**What you are asked to do**
Find every line with the word "Admission" and report how many there are, without any other text.

**The input**

──────────────────────────────

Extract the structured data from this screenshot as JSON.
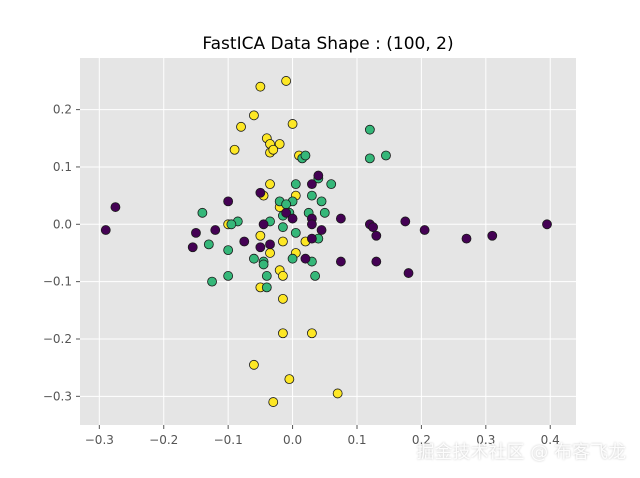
{
  "chart_data": {
    "type": "scatter",
    "title": "FastICA Data Shape : (100, 2)",
    "xlabel": "",
    "ylabel": "",
    "xlim": [
      -0.33,
      0.44
    ],
    "ylim": [
      -0.35,
      0.29
    ],
    "xticks": [
      -0.3,
      -0.2,
      -0.1,
      0.0,
      0.1,
      0.2,
      0.3,
      0.4
    ],
    "xtick_labels": [
      "−0.3",
      "−0.2",
      "−0.1",
      "0.0",
      "0.1",
      "0.2",
      "0.3",
      "0.4"
    ],
    "yticks": [
      -0.3,
      -0.2,
      -0.1,
      0.0,
      0.1,
      0.2
    ],
    "ytick_labels": [
      "−0.3",
      "−0.2",
      "−0.1",
      "0.0",
      "0.1",
      "0.2"
    ],
    "grid": true,
    "legend": "none",
    "background_color": "#e5e5e5",
    "grid_color": "#ffffff",
    "series": [
      {
        "color": "#fde725",
        "points": [
          [
            -0.05,
            0.24
          ],
          [
            -0.01,
            0.25
          ],
          [
            -0.06,
            0.19
          ],
          [
            -0.08,
            0.17
          ],
          [
            0.0,
            0.175
          ],
          [
            -0.04,
            0.15
          ],
          [
            -0.02,
            0.14
          ],
          [
            -0.035,
            0.14
          ],
          [
            -0.035,
            0.125
          ],
          [
            -0.03,
            0.13
          ],
          [
            -0.09,
            0.13
          ],
          [
            0.01,
            0.12
          ],
          [
            -0.035,
            0.07
          ],
          [
            -0.045,
            0.05
          ],
          [
            0.005,
            0.05
          ],
          [
            -0.02,
            0.03
          ],
          [
            -0.1,
            0.0
          ],
          [
            -0.05,
            -0.02
          ],
          [
            -0.015,
            -0.03
          ],
          [
            0.02,
            -0.03
          ],
          [
            -0.035,
            -0.05
          ],
          [
            0.005,
            -0.05
          ],
          [
            -0.02,
            -0.08
          ],
          [
            -0.015,
            -0.09
          ],
          [
            -0.05,
            -0.11
          ],
          [
            -0.015,
            -0.13
          ],
          [
            -0.015,
            -0.19
          ],
          [
            0.03,
            -0.19
          ],
          [
            -0.06,
            -0.245
          ],
          [
            -0.005,
            -0.27
          ],
          [
            0.07,
            -0.295
          ],
          [
            -0.03,
            -0.31
          ]
        ]
      },
      {
        "color": "#35b779",
        "points": [
          [
            0.12,
            0.165
          ],
          [
            0.145,
            0.12
          ],
          [
            0.12,
            0.115
          ],
          [
            0.015,
            0.115
          ],
          [
            0.02,
            0.12
          ],
          [
            0.04,
            0.08
          ],
          [
            0.06,
            0.07
          ],
          [
            0.005,
            0.07
          ],
          [
            -0.02,
            0.04
          ],
          [
            0.0,
            0.04
          ],
          [
            0.03,
            0.05
          ],
          [
            -0.01,
            0.035
          ],
          [
            0.045,
            0.04
          ],
          [
            0.05,
            0.02
          ],
          [
            0.025,
            0.02
          ],
          [
            -0.005,
            0.02
          ],
          [
            -0.015,
            0.015
          ],
          [
            -0.14,
            0.02
          ],
          [
            -0.085,
            0.005
          ],
          [
            -0.095,
            0.0
          ],
          [
            -0.035,
            0.005
          ],
          [
            -0.015,
            -0.005
          ],
          [
            0.005,
            -0.015
          ],
          [
            0.04,
            -0.025
          ],
          [
            -0.13,
            -0.035
          ],
          [
            -0.1,
            -0.045
          ],
          [
            -0.06,
            -0.06
          ],
          [
            -0.045,
            -0.065
          ],
          [
            -0.045,
            -0.07
          ],
          [
            0.0,
            -0.06
          ],
          [
            -0.04,
            -0.09
          ],
          [
            0.035,
            -0.09
          ],
          [
            -0.125,
            -0.1
          ],
          [
            -0.1,
            -0.09
          ],
          [
            -0.04,
            -0.11
          ],
          [
            0.03,
            -0.065
          ]
        ]
      },
      {
        "color": "#440154",
        "points": [
          [
            -0.29,
            -0.01
          ],
          [
            -0.275,
            0.03
          ],
          [
            0.04,
            0.085
          ],
          [
            0.03,
            0.07
          ],
          [
            -0.05,
            0.055
          ],
          [
            -0.1,
            0.04
          ],
          [
            -0.01,
            0.02
          ],
          [
            0.075,
            0.01
          ],
          [
            0.03,
            0.01
          ],
          [
            0.0,
            0.01
          ],
          [
            0.03,
            0.0
          ],
          [
            0.045,
            -0.01
          ],
          [
            -0.045,
            0.0
          ],
          [
            -0.12,
            -0.01
          ],
          [
            -0.15,
            -0.015
          ],
          [
            -0.075,
            -0.03
          ],
          [
            -0.035,
            -0.035
          ],
          [
            -0.05,
            -0.04
          ],
          [
            -0.155,
            -0.04
          ],
          [
            0.03,
            -0.025
          ],
          [
            0.02,
            -0.06
          ],
          [
            0.12,
            0.0
          ],
          [
            0.125,
            -0.005
          ],
          [
            0.13,
            -0.02
          ],
          [
            0.175,
            0.005
          ],
          [
            0.205,
            -0.01
          ],
          [
            0.27,
            -0.025
          ],
          [
            0.31,
            -0.02
          ],
          [
            0.395,
            0.0
          ],
          [
            0.075,
            -0.065
          ],
          [
            0.13,
            -0.065
          ],
          [
            0.18,
            -0.085
          ]
        ]
      }
    ]
  },
  "watermark": "掘金技术社区 @ 布客飞龙"
}
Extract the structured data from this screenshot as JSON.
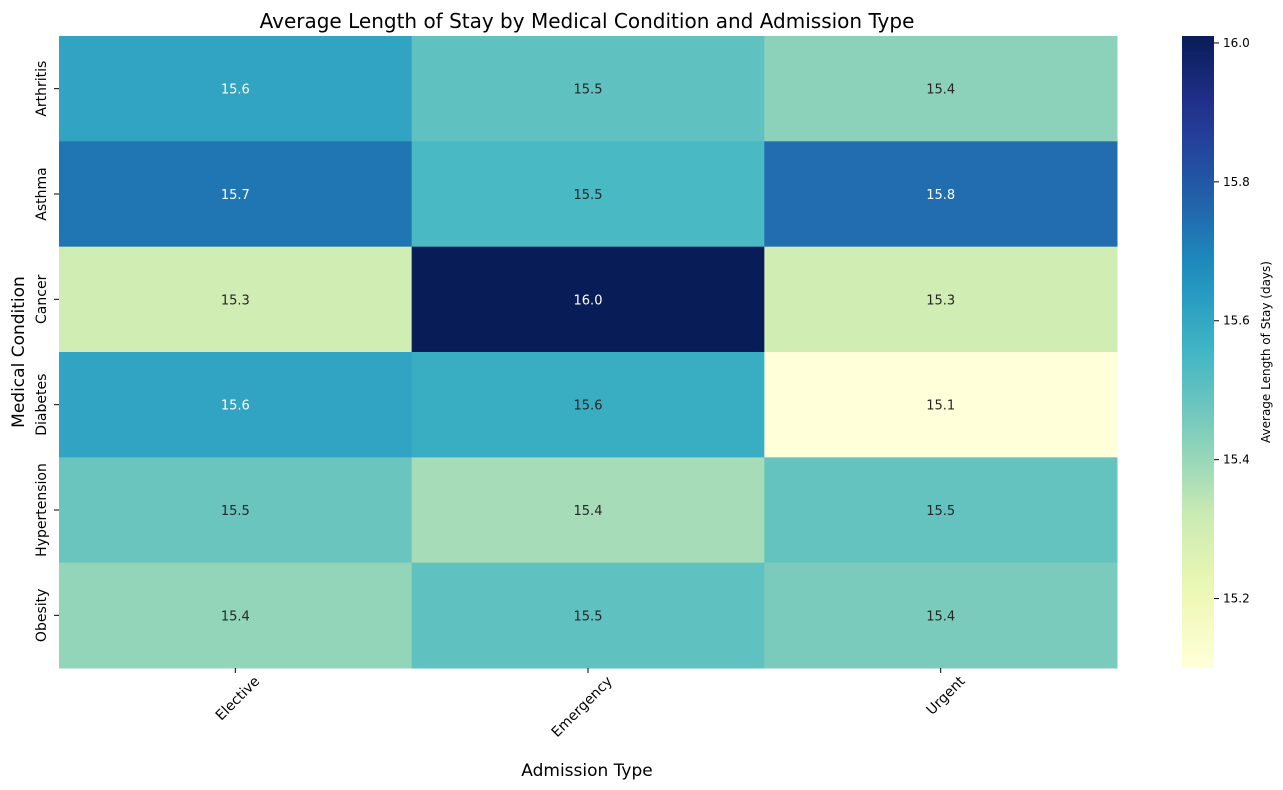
{
  "chart_data": {
    "type": "heatmap",
    "title": "Average Length of Stay by Medical Condition and Admission Type",
    "xlabel": "Admission Type",
    "ylabel": "Medical Condition",
    "x_categories": [
      "Elective",
      "Emergency",
      "Urgent"
    ],
    "y_categories": [
      "Arthritis",
      "Asthma",
      "Cancer",
      "Diabetes",
      "Hypertension",
      "Obesity"
    ],
    "values": [
      [
        15.61,
        15.5,
        15.42
      ],
      [
        15.73,
        15.54,
        15.75
      ],
      [
        15.3,
        16.01,
        15.3
      ],
      [
        15.61,
        15.58,
        15.1
      ],
      [
        15.48,
        15.38,
        15.49
      ],
      [
        15.41,
        15.5,
        15.45
      ]
    ],
    "value_labels": [
      [
        "15.6",
        "15.5",
        "15.4"
      ],
      [
        "15.7",
        "15.5",
        "15.8"
      ],
      [
        "15.3",
        "16.0",
        "15.3"
      ],
      [
        "15.6",
        "15.6",
        "15.1"
      ],
      [
        "15.5",
        "15.4",
        "15.5"
      ],
      [
        "15.4",
        "15.5",
        "15.4"
      ]
    ],
    "colormap": "YlGnBu",
    "color_range": [
      15.1,
      16.01
    ],
    "colorbar": {
      "label": "Average Length of Stay (days)",
      "ticks": [
        15.2,
        15.4,
        15.6,
        15.8,
        16.0
      ],
      "tick_labels": [
        "15.2",
        "15.4",
        "15.6",
        "15.8",
        "16.0"
      ]
    }
  }
}
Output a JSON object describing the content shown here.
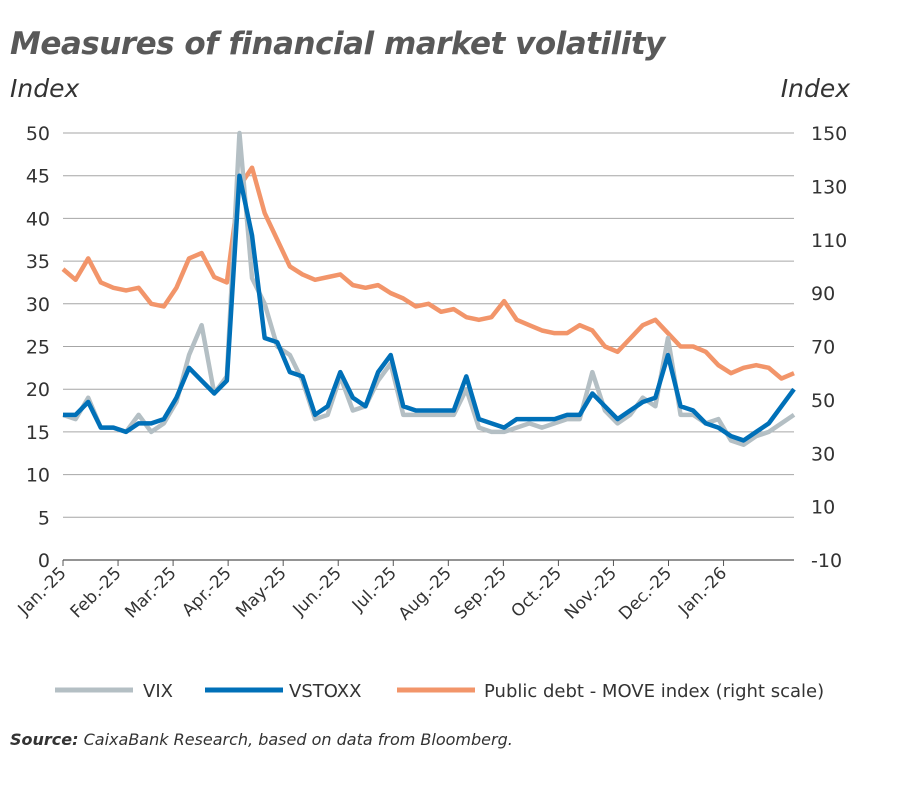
{
  "chart_data": {
    "type": "line",
    "title": "Measures of financial market volatility",
    "ylabel": "Index",
    "ylabel_right": "Index",
    "ylim": [
      0,
      50
    ],
    "ylim_right": [
      -10,
      150
    ],
    "yticks": [
      "0",
      "5",
      "10",
      "15",
      "20",
      "25",
      "30",
      "35",
      "40",
      "45",
      "50"
    ],
    "yticks_right": [
      "-10",
      "10",
      "30",
      "50",
      "70",
      "90",
      "110",
      "130",
      "150"
    ],
    "xticks": [
      "Jan.-25",
      "Feb.-25",
      "Mar.-25",
      "Apr.-25",
      "May-25",
      "Jun.-25",
      "Jul.-25",
      "Aug.-25",
      "Sep.-25",
      "Oct.-25",
      "Nov.-25",
      "Dec.-25",
      "Jan.-26"
    ],
    "x_weeks_from_jan25": 59,
    "grid": true,
    "legend_position": "bottom",
    "series": [
      {
        "name": "VIX",
        "color": "#b4bfc4",
        "axis": "left",
        "values": [
          17,
          16.5,
          19,
          15.5,
          15.5,
          15,
          17,
          15,
          16,
          18.5,
          24,
          27.5,
          19.5,
          21.5,
          50,
          33,
          30,
          25,
          24,
          21,
          16.5,
          17,
          21.5,
          17.5,
          18,
          21,
          23,
          17,
          17,
          17,
          17,
          17,
          20,
          15.5,
          15,
          15,
          15.5,
          16,
          15.5,
          16,
          16.5,
          16.5,
          22,
          17.5,
          16,
          17,
          19,
          18,
          26,
          17,
          17,
          16,
          16.5,
          14,
          13.5,
          14.5,
          15,
          16,
          17
        ]
      },
      {
        "name": "VSTOXX",
        "color": "#0070b8",
        "axis": "left",
        "values": [
          17,
          17,
          18.5,
          15.5,
          15.5,
          15,
          16,
          16,
          16.5,
          19,
          22.5,
          21,
          19.5,
          21,
          45,
          38,
          26,
          25.5,
          22,
          21.5,
          17,
          18,
          22,
          19,
          18,
          22,
          24,
          18,
          17.5,
          17.5,
          17.5,
          17.5,
          21.5,
          16.5,
          16,
          15.5,
          16.5,
          16.5,
          16.5,
          16.5,
          17,
          17,
          19.5,
          18,
          16.5,
          17.5,
          18.5,
          19,
          24,
          18,
          17.5,
          16,
          15.5,
          14.5,
          14,
          15,
          16,
          18,
          20
        ]
      },
      {
        "name": "Public debt - MOVE index (right scale)",
        "color": "#f2956a",
        "axis": "right",
        "values": [
          99,
          95,
          103,
          94,
          92,
          91,
          92,
          86,
          85,
          92,
          103,
          105,
          96,
          94,
          130,
          137,
          120,
          110,
          100,
          97,
          95,
          96,
          97,
          93,
          92,
          93,
          90,
          88,
          85,
          86,
          83,
          84,
          81,
          80,
          81,
          87,
          80,
          78,
          76,
          75,
          75,
          78,
          76,
          70,
          68,
          73,
          78,
          80,
          75,
          70,
          70,
          68,
          63,
          60,
          62,
          63,
          62,
          58,
          60
        ]
      }
    ]
  },
  "source_label": "Source:",
  "source_text": " CaixaBank Research, based on data from Bloomberg."
}
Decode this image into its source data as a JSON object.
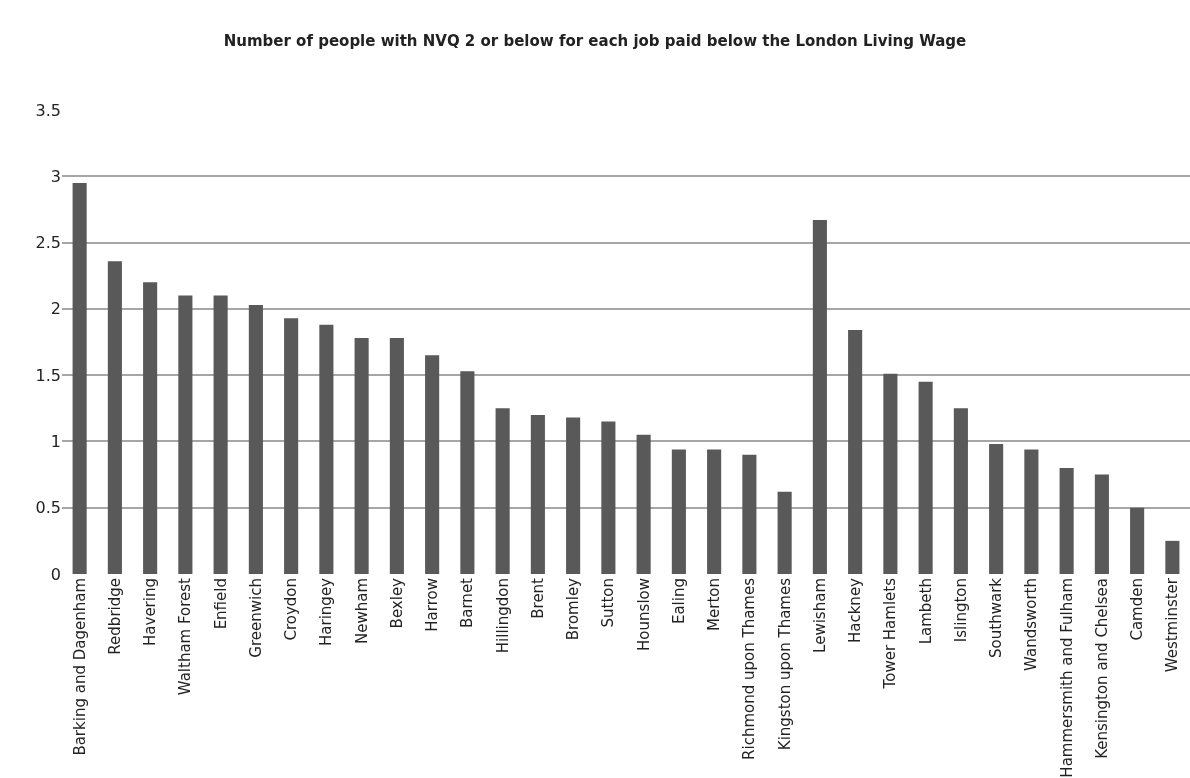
{
  "chart_data": {
    "type": "bar",
    "title": "Number of people with NVQ 2 or below for each job paid below the London Living Wage",
    "categories": [
      "Barking and Dagenham",
      "Redbridge",
      "Havering",
      "Waltham Forest",
      "Enfield",
      "Greenwich",
      "Croydon",
      "Haringey",
      "Newham",
      "Bexley",
      "Harrow",
      "Barnet",
      "Hillingdon",
      "Brent",
      "Bromley",
      "Sutton",
      "Hounslow",
      "Ealing",
      "Merton",
      "Richmond upon Thames",
      "Kingston upon Thames",
      "Lewisham",
      "Hackney",
      "Tower Hamlets",
      "Lambeth",
      "Islington",
      "Southwark",
      "Wandsworth",
      "Hammersmith and Fulham",
      "Kensington and Chelsea",
      "Camden",
      "Westminster"
    ],
    "values": [
      2.95,
      2.36,
      2.2,
      2.1,
      2.1,
      2.03,
      1.93,
      1.88,
      1.78,
      1.78,
      1.65,
      1.53,
      1.25,
      1.2,
      1.18,
      1.15,
      1.05,
      0.94,
      0.94,
      0.9,
      0.62,
      2.67,
      1.84,
      1.51,
      1.45,
      1.25,
      0.98,
      0.94,
      0.8,
      0.75,
      0.5,
      0.25
    ],
    "color": "#595959",
    "ylim": [
      0,
      3.5
    ],
    "yticks": [
      0,
      0.5,
      1,
      1.5,
      2,
      2.5,
      3,
      3.5
    ],
    "grid": "y"
  }
}
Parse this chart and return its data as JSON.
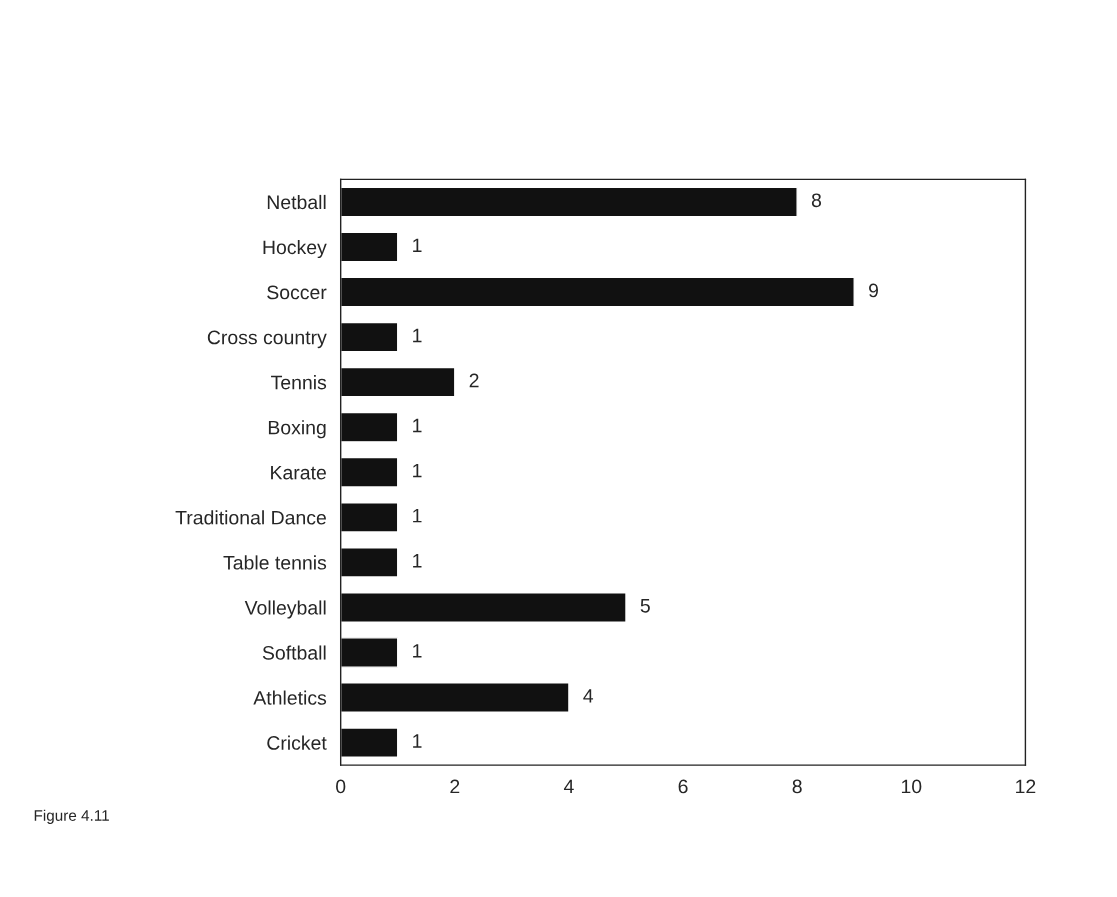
{
  "chart_data": {
    "type": "bar",
    "orientation": "horizontal",
    "categories": [
      "Netball",
      "Hockey",
      "Soccer",
      "Cross country",
      "Tennis",
      "Boxing",
      "Karate",
      "Traditional Dance",
      "Table tennis",
      "Volleyball",
      "Softball",
      "Athletics",
      "Cricket"
    ],
    "values": [
      8,
      1,
      9,
      1,
      2,
      1,
      1,
      1,
      1,
      5,
      1,
      4,
      1
    ],
    "color": "#111111",
    "xlim": [
      0,
      12
    ],
    "xticks": [
      0,
      2,
      4,
      6,
      8,
      10,
      12
    ],
    "data_labels": true,
    "grid": false,
    "legend": false,
    "annotations": [
      "Figure 4.11"
    ]
  }
}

──────────────────────────────

**Response for this exercise**
2